:: Aim ::
Pull every line containing "products" from the entries.

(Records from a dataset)

• • • •

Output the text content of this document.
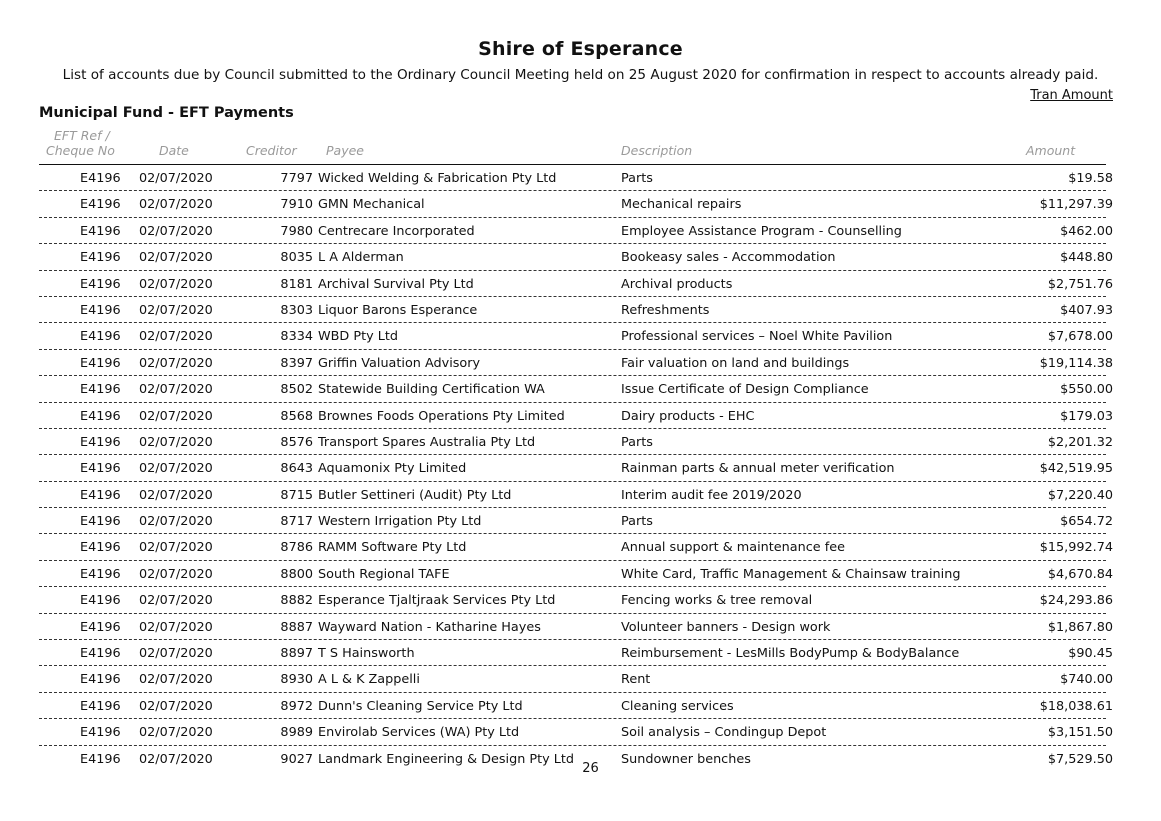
Shire of Esperance
List of accounts due by Council submitted to the Ordinary Council Meeting held on 25 August 2020 for confirmation in respect to accounts already paid.
Tran Amount
Municipal Fund - EFT Payments
EFT Ref /
Cheque No	Date	Creditor Payee	Description	Amount
E4196 02/07/2020	7797 Wicked Welding & Fabrication Pty Ltd	Parts	$19.58
E4196 02/07/2020	7910 GMN Mechanical	Mechanical repairs	$11,297.39
E4196 02/07/2020	7980 Centrecare Incorporated	Employee Assistance Program - Counselling	$462.00
E4196 02/07/2020	8035 L A Alderman	Bookeasy sales - Accommodation	$448.80
E4196 02/07/2020	8181 Archival Survival Pty Ltd	Archival products	$2,751.76
E4196 02/07/2020	8303 Liquor Barons Esperance	Refreshments	$407.93
E4196 02/07/2020	8334 WBD Pty Ltd	Professional services – Noel White Pavilion	$7,678.00
E4196 02/07/2020	8397 Griffin Valuation Advisory	Fair valuation on land and buildings	$19,114.38
E4196 02/07/2020	8502 Statewide Building Certification WA	Issue Certificate of Design Compliance	$550.00
E4196 02/07/2020	8568 Brownes Foods Operations Pty Limited	Dairy products - EHC	$179.03
E4196 02/07/2020	8576 Transport Spares Australia Pty Ltd	Parts	$2,201.32
E4196 02/07/2020	8643 Aquamonix Pty Limited	Rainman parts & annual meter verification	$42,519.95
E4196 02/07/2020	8715 Butler Settineri (Audit) Pty Ltd	Interim audit fee 2019/2020	$7,220.40
E4196 02/07/2020	8717 Western Irrigation Pty Ltd	Parts	$654.72
E4196 02/07/2020	8786 RAMM Software Pty Ltd	Annual support & maintenance fee	$15,992.74
E4196 02/07/2020	8800 South Regional TAFE	White Card, Traffic Management & Chainsaw training	$4,670.84
E4196 02/07/2020	8882 Esperance Tjaltjraak Services Pty Ltd	Fencing works & tree removal	$24,293.86
E4196 02/07/2020	8887 Wayward Nation - Katharine Hayes	Volunteer banners - Design work	$1,867.80
E4196 02/07/2020	8897 T S Hainsworth	Reimbursement - LesMills BodyPump & BodyBalance	$90.45
E4196 02/07/2020	8930 A L & K Zappelli	Rent	$740.00
E4196 02/07/2020	8972 Dunn's Cleaning Service Pty Ltd	Cleaning services	$18,038.61
E4196 02/07/2020	8989 Envirolab Services (WA) Pty Ltd	Soil analysis – Condingup Depot	$3,151.50
E4196 02/07/2020	9027 Landmark Engineering & Design Pty Ltd	Sundowner benches	$7,529.50
26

• • • •

:: Complete answer ::
E4196 02/07/2020	8181 Archival Survival Pty Ltd	Archival products	$2,751.76
E4196 02/07/2020	8568 Brownes Foods Operations Pty Limited	Dairy products - EHC	$179.03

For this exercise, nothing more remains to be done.